#### [THE EXERCISE]
Transcribe every line of the listing below without any deviation.

#### [RECORDS SUPPLIED]
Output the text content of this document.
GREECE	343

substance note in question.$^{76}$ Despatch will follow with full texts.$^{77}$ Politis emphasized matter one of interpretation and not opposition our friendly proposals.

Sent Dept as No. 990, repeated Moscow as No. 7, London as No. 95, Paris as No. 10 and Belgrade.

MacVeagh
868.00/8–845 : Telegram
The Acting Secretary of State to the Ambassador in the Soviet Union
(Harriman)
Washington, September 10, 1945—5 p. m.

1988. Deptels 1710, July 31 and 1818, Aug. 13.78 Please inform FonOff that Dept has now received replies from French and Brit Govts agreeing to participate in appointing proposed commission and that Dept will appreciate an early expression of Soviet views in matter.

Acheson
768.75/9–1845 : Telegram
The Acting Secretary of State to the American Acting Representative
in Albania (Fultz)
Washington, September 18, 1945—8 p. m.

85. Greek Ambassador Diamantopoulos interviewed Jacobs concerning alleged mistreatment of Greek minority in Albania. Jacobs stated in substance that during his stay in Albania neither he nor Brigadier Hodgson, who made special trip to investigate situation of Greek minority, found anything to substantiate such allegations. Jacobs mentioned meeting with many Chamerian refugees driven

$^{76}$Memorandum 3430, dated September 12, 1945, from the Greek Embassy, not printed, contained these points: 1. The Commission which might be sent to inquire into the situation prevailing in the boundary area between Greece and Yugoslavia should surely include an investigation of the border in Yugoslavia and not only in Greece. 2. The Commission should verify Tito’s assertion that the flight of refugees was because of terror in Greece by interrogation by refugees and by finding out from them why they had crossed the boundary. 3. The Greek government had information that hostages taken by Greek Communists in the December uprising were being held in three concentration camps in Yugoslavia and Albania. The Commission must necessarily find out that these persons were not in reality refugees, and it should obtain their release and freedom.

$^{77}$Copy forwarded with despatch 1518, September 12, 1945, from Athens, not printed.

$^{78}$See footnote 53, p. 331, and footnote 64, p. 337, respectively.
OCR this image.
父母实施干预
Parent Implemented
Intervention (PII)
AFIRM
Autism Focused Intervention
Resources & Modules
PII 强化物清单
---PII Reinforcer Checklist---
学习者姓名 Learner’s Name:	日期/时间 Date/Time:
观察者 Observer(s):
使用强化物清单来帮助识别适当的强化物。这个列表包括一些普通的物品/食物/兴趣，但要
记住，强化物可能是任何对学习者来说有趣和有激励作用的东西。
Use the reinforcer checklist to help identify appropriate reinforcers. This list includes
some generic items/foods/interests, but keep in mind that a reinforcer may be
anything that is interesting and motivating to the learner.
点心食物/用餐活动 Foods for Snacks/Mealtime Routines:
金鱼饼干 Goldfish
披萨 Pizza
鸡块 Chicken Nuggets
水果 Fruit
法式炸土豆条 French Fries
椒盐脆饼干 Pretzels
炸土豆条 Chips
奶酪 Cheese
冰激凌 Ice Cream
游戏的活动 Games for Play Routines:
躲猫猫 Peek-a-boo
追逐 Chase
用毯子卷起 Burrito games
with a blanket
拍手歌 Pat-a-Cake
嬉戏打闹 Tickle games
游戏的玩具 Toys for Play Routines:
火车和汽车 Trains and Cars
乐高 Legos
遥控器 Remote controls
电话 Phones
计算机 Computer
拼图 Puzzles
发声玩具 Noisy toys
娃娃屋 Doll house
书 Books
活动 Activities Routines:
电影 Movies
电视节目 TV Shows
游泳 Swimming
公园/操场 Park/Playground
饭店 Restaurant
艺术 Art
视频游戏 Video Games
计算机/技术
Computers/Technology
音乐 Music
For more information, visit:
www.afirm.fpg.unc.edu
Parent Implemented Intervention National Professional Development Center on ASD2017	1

#### [ANSWER TO THIS TASK]
Output the text content of this document.
GREECE	343

substance note in question.$^{76}$ Despatch will follow with full texts.$^{77}$ Politis emphasized matter one of interpretation and not opposition our friendly proposals.

Sent Dept as No. 990, repeated Moscow as No. 7, London as No. 95, Paris as No. 10 and Belgrade.

MacVeagh
868.00/8–845 : Telegram
The Acting Secretary of State to the Ambassador in the Soviet Union
(Harriman)
Washington, September 10, 1945—5 p. m.

1988. Deptels 1710, July 31 and 1818, Aug. 13.78 Please inform FonOff that Dept has now received replies from French and Brit Govts agreeing to participate in appointing proposed commission and that Dept will appreciate an early expression of Soviet views in matter.

Acheson
768.75/9–1845 : Telegram
The Acting Secretary of State to the American Acting Representative
in Albania (Fultz)
Washington, September 18, 1945—8 p. m.

85. Greek Ambassador Diamantopoulos interviewed Jacobs concerning alleged mistreatment of Greek minority in Albania. Jacobs stated in substance that during his stay in Albania neither he nor Brigadier Hodgson, who made special trip to investigate situation of Greek minority, found anything to substantiate such allegations. Jacobs mentioned meeting with many Chamerian refugees driven

$^{76}$Memorandum 3430, dated September 12, 1945, from the Greek Embassy, not printed, contained these points: 1. The Commission which might be sent to inquire into the situation prevailing in the boundary area between Greece and Yugoslavia should surely include an investigation of the border in Yugoslavia and not only in Greece. 2. The Commission should verify Tito’s assertion that the flight of refugees was because of terror in Greece by interrogation by refugees and by finding out from them why they had crossed the boundary. 3. The Greek government had information that hostages taken by Greek Communists in the December uprising were being held in three concentration camps in Yugoslavia and Albania. The Commission must necessarily find out that these persons were not in reality refugees, and it should obtain their release and freedom.

$^{77}$Copy forwarded with despatch 1518, September 12, 1945, from Athens, not printed.

$^{78}$See footnote 53, p. 331, and footnote 64, p. 337, respectively.
OCR this image.
父母实施干预
Parent Implemented
Intervention (PII)
AFIRM
Autism Focused Intervention
Resources & Modules
PII 强化物清单
---PII Reinforcer Checklist---
学习者姓名 Learner’s Name:	日期/时间 Date/Time:
观察者 Observer(s):
使用强化物清单来帮助识别适当的强化物。这个列表包括一些普通的物品/食物/兴趣，但要
记住，强化物可能是任何对学习者来说有趣和有激励作用的东西。
Use the reinforcer checklist to help identify appropriate reinforcers. This list includes
some generic items/foods/interests, but keep in mind that a reinforcer may be
anything that is interesting and motivating to the learner.
点心食物/用餐活动 Foods for Snacks/Mealtime Routines:
金鱼饼干 Goldfish
披萨 Pizza
鸡块 Chicken Nuggets
水果 Fruit
法式炸土豆条 French Fries
椒盐脆饼干 Pretzels
炸土豆条 Chips
奶酪 Cheese
冰激凌 Ice Cream
游戏的活动 Games for Play Routines:
躲猫猫 Peek-a-boo
追逐 Chase
用毯子卷起 Burrito games
with a blanket
拍手歌 Pat-a-Cake
嬉戏打闹 Tickle games
游戏的玩具 Toys for Play Routines:
火车和汽车 Trains and Cars
乐高 Legos
遥控器 Remote controls
电话 Phones
计算机 Computer
拼图 Puzzles
发声玩具 Noisy toys
娃娃屋 Doll house
书 Books
活动 Activities Routines:
电影 Movies
电视节目 TV Shows
游泳 Swimming
公园/操场 Park/Playground
饭店 Restaurant
艺术 Art
视频游戏 Video Games
计算机/技术
Computers/Technology
音乐 Music
For more information, visit:
www.afirm.fpg.unc.edu
Parent Implemented Intervention National Professional Development Center on ASD2017	1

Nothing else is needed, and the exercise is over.